What you will do: Every record must be written out once more, with nothing added or omitted.

Raw records
:::

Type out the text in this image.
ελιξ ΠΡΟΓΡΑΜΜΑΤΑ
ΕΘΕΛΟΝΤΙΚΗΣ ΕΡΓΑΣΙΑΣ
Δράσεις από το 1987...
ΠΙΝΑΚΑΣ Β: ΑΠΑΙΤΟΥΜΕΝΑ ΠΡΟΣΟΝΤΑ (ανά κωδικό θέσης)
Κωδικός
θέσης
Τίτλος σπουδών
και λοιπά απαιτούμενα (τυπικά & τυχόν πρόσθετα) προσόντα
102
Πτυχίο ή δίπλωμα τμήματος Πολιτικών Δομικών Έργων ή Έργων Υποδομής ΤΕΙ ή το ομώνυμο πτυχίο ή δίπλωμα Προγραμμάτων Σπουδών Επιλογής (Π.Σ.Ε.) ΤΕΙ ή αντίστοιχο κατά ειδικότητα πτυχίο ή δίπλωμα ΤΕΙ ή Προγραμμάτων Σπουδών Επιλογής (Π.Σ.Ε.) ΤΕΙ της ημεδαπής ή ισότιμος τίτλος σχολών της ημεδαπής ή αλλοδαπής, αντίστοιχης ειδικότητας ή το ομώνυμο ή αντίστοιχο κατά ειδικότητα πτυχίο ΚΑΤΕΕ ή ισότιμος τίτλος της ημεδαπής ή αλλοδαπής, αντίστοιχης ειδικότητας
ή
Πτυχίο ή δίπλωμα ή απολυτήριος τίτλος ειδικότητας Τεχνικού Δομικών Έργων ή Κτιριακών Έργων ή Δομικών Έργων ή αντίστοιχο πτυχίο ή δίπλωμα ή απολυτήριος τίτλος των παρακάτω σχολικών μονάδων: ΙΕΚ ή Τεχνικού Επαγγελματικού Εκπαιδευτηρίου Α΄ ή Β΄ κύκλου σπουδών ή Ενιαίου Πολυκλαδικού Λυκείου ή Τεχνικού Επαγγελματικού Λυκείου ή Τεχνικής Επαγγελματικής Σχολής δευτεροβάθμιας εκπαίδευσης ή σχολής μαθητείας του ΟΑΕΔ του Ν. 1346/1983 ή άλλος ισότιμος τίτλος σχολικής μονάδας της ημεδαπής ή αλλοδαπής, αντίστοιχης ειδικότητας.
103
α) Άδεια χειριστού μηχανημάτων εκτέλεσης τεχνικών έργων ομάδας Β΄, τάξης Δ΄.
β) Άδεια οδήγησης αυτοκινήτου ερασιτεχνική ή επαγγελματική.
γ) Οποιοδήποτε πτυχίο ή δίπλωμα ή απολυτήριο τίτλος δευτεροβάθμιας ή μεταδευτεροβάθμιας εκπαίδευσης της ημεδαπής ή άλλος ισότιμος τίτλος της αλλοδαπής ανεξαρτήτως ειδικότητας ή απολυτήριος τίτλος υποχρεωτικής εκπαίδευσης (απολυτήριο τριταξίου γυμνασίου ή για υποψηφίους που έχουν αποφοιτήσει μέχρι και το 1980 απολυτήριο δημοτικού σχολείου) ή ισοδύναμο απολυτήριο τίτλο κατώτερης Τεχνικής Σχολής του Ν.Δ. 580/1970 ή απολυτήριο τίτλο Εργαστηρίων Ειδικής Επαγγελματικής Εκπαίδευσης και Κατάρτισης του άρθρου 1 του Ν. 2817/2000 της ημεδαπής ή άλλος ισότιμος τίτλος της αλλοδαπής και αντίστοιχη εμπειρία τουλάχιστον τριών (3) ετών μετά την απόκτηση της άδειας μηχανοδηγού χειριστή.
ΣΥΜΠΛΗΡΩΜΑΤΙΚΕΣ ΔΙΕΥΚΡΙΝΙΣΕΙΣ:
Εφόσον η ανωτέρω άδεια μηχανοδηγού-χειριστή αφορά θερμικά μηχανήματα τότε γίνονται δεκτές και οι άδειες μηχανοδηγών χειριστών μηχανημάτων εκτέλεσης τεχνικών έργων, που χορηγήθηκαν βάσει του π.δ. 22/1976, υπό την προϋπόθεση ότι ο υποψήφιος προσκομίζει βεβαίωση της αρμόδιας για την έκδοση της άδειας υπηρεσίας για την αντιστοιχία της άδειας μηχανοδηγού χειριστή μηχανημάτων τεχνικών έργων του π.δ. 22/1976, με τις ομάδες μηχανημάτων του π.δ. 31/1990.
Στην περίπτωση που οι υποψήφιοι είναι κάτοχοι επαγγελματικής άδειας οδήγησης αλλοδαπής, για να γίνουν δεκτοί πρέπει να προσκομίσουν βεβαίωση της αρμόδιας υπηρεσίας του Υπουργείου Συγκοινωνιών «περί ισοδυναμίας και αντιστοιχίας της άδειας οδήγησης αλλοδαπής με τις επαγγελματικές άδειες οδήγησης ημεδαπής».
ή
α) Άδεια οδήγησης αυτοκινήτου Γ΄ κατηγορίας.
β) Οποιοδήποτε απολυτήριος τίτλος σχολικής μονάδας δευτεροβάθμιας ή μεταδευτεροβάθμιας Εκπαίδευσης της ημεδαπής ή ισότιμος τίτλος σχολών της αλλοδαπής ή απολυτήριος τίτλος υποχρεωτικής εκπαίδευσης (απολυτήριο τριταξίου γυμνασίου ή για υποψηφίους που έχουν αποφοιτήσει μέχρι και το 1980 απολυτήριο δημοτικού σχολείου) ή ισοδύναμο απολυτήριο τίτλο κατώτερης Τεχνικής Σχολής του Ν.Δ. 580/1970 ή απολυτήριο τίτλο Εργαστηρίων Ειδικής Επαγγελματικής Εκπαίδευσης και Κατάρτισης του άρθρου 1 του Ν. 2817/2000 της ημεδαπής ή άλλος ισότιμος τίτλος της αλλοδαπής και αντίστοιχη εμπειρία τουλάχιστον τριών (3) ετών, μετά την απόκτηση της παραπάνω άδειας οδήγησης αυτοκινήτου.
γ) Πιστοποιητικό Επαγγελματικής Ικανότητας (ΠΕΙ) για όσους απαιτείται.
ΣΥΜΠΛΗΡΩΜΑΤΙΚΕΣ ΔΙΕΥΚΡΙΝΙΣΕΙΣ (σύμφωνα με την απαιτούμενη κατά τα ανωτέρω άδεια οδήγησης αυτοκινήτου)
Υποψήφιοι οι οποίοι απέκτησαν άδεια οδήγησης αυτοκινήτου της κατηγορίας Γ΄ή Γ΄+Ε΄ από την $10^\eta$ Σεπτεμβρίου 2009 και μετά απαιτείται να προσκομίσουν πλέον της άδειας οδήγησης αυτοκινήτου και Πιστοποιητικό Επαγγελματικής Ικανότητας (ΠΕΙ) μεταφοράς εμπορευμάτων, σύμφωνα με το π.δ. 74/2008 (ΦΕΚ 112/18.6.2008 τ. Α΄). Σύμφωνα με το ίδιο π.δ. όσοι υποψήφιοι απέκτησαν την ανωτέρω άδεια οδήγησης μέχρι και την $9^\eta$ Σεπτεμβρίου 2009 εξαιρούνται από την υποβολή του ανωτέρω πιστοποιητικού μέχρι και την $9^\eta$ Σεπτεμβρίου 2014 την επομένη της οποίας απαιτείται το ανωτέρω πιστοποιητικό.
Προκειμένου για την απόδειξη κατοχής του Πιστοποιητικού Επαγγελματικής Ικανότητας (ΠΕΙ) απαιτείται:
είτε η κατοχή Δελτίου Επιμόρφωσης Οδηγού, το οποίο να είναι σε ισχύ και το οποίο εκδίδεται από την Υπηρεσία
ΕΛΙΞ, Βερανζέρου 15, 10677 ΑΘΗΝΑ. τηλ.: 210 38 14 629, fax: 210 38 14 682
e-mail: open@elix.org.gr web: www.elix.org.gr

:::

Reply:
Type out the text in this image.
ελιξ ΠΡΟΓΡΑΜΜΑΤΑ
ΕΘΕΛΟΝΤΙΚΗΣ ΕΡΓΑΣΙΑΣ
Δράσεις από το 1987...
ΠΙΝΑΚΑΣ Β: ΑΠΑΙΤΟΥΜΕΝΑ ΠΡΟΣΟΝΤΑ (ανά κωδικό θέσης)
Κωδικός
θέσης
Τίτλος σπουδών
και λοιπά απαιτούμενα (τυπικά & τυχόν πρόσθετα) προσόντα
102
Πτυχίο ή δίπλωμα τμήματος Πολιτικών Δομικών Έργων ή Έργων Υποδομής ΤΕΙ ή το ομώνυμο πτυχίο ή δίπλωμα Προγραμμάτων Σπουδών Επιλογής (Π.Σ.Ε.) ΤΕΙ ή αντίστοιχο κατά ειδικότητα πτυχίο ή δίπλωμα ΤΕΙ ή Προγραμμάτων Σπουδών Επιλογής (Π.Σ.Ε.) ΤΕΙ της ημεδαπής ή ισότιμος τίτλος σχολών της ημεδαπής ή αλλοδαπής, αντίστοιχης ειδικότητας ή το ομώνυμο ή αντίστοιχο κατά ειδικότητα πτυχίο ΚΑΤΕΕ ή ισότιμος τίτλος της ημεδαπής ή αλλοδαπής, αντίστοιχης ειδικότητας
ή
Πτυχίο ή δίπλωμα ή απολυτήριος τίτλος ειδικότητας Τεχνικού Δομικών Έργων ή Κτιριακών Έργων ή Δομικών Έργων ή αντίστοιχο πτυχίο ή δίπλωμα ή απολυτήριος τίτλος των παρακάτω σχολικών μονάδων: ΙΕΚ ή Τεχνικού Επαγγελματικού Εκπαιδευτηρίου Α΄ ή Β΄ κύκλου σπουδών ή Ενιαίου Πολυκλαδικού Λυκείου ή Τεχνικού Επαγγελματικού Λυκείου ή Τεχνικής Επαγγελματικής Σχολής δευτεροβάθμιας εκπαίδευσης ή σχολής μαθητείας του ΟΑΕΔ του Ν. 1346/1983 ή άλλος ισότιμος τίτλος σχολικής μονάδας της ημεδαπής ή αλλοδαπής, αντίστοιχης ειδικότητας.
103
α) Άδεια χειριστού μηχανημάτων εκτέλεσης τεχνικών έργων ομάδας Β΄, τάξης Δ΄.
β) Άδεια οδήγησης αυτοκινήτου ερασιτεχνική ή επαγγελματική.
γ) Οποιοδήποτε πτυχίο ή δίπλωμα ή απολυτήριο τίτλος δευτεροβάθμιας ή μεταδευτεροβάθμιας εκπαίδευσης της ημεδαπής ή άλλος ισότιμος τίτλος της αλλοδαπής ανεξαρτήτως ειδικότητας ή απολυτήριος τίτλος υποχρεωτικής εκπαίδευσης (απολυτήριο τριταξίου γυμνασίου ή για υποψηφίους που έχουν αποφοιτήσει μέχρι και το 1980 απολυτήριο δημοτικού σχολείου) ή ισοδύναμο απολυτήριο τίτλο κατώτερης Τεχνικής Σχολής του Ν.Δ. 580/1970 ή απολυτήριο τίτλο Εργαστηρίων Ειδικής Επαγγελματικής Εκπαίδευσης και Κατάρτισης του άρθρου 1 του Ν. 2817/2000 της ημεδαπής ή άλλος ισότιμος τίτλος της αλλοδαπής και αντίστοιχη εμπειρία τουλάχιστον τριών (3) ετών μετά την απόκτηση της άδειας μηχανοδηγού χειριστή.
ΣΥΜΠΛΗΡΩΜΑΤΙΚΕΣ ΔΙΕΥΚΡΙΝΙΣΕΙΣ:
Εφόσον η ανωτέρω άδεια μηχανοδηγού-χειριστή αφορά θερμικά μηχανήματα τότε γίνονται δεκτές και οι άδειες μηχανοδηγών χειριστών μηχανημάτων εκτέλεσης τεχνικών έργων, που χορηγήθηκαν βάσει του π.δ. 22/1976, υπό την προϋπόθεση ότι ο υποψήφιος προσκομίζει βεβαίωση της αρμόδιας για την έκδοση της άδειας υπηρεσίας για την αντιστοιχία της άδειας μηχανοδηγού χειριστή μηχανημάτων τεχνικών έργων του π.δ. 22/1976, με τις ομάδες μηχανημάτων του π.δ. 31/1990.
Στην περίπτωση που οι υποψήφιοι είναι κάτοχοι επαγγελματικής άδειας οδήγησης αλλοδαπής, για να γίνουν δεκτοί πρέπει να προσκομίσουν βεβαίωση της αρμόδιας υπηρεσίας του Υπουργείου Συγκοινωνιών «περί ισοδυναμίας και αντιστοιχίας της άδειας οδήγησης αλλοδαπής με τις επαγγελματικές άδειες οδήγησης ημεδαπής».
ή
α) Άδεια οδήγησης αυτοκινήτου Γ΄ κατηγορίας.
β) Οποιοδήποτε απολυτήριος τίτλος σχολικής μονάδας δευτεροβάθμιας ή μεταδευτεροβάθμιας Εκπαίδευσης της ημεδαπής ή ισότιμος τίτλος σχολών της αλλοδαπής ή απολυτήριος τίτλος υποχρεωτικής εκπαίδευσης (απολυτήριο τριταξίου γυμνασίου ή για υποψηφίους που έχουν αποφοιτήσει μέχρι και το 1980 απολυτήριο δημοτικού σχολείου) ή ισοδύναμο απολυτήριο τίτλο κατώτερης Τεχνικής Σχολής του Ν.Δ. 580/1970 ή απολυτήριο τίτλο Εργαστηρίων Ειδικής Επαγγελματικής Εκπαίδευσης και Κατάρτισης του άρθρου 1 του Ν. 2817/2000 της ημεδαπής ή άλλος ισότιμος τίτλος της αλλοδαπής και αντίστοιχη εμπειρία τουλάχιστον τριών (3) ετών, μετά την απόκτηση της παραπάνω άδειας οδήγησης αυτοκινήτου.
γ) Πιστοποιητικό Επαγγελματικής Ικανότητας (ΠΕΙ) για όσους απαιτείται.
ΣΥΜΠΛΗΡΩΜΑΤΙΚΕΣ ΔΙΕΥΚΡΙΝΙΣΕΙΣ (σύμφωνα με την απαιτούμενη κατά τα ανωτέρω άδεια οδήγησης αυτοκινήτου)
Υποψήφιοι οι οποίοι απέκτησαν άδεια οδήγησης αυτοκινήτου της κατηγορίας Γ΄ή Γ΄+Ε΄ από την $10^\eta$ Σεπτεμβρίου 2009 και μετά απαιτείται να προσκομίσουν πλέον της άδειας οδήγησης αυτοκινήτου και Πιστοποιητικό Επαγγελματικής Ικανότητας (ΠΕΙ) μεταφοράς εμπορευμάτων, σύμφωνα με το π.δ. 74/2008 (ΦΕΚ 112/18.6.2008 τ. Α΄). Σύμφωνα με το ίδιο π.δ. όσοι υποψήφιοι απέκτησαν την ανωτέρω άδεια οδήγησης μέχρι και την $9^\eta$ Σεπτεμβρίου 2009 εξαιρούνται από την υποβολή του ανωτέρω πιστοποιητικού μέχρι και την $9^\eta$ Σεπτεμβρίου 2014 την επομένη της οποίας απαιτείται το ανωτέρω πιστοποιητικό.
Προκειμένου για την απόδειξη κατοχής του Πιστοποιητικού Επαγγελματικής Ικανότητας (ΠΕΙ) απαιτείται:
είτε η κατοχή Δελτίου Επιμόρφωσης Οδηγού, το οποίο να είναι σε ισχύ και το οποίο εκδίδεται από την Υπηρεσία
ΕΛΙΞ, Βερανζέρου 15, 10677 ΑΘΗΝΑ. τηλ.: 210 38 14 629, fax: 210 38 14 682
e-mail: open@elix.org.gr web: www.elix.org.gr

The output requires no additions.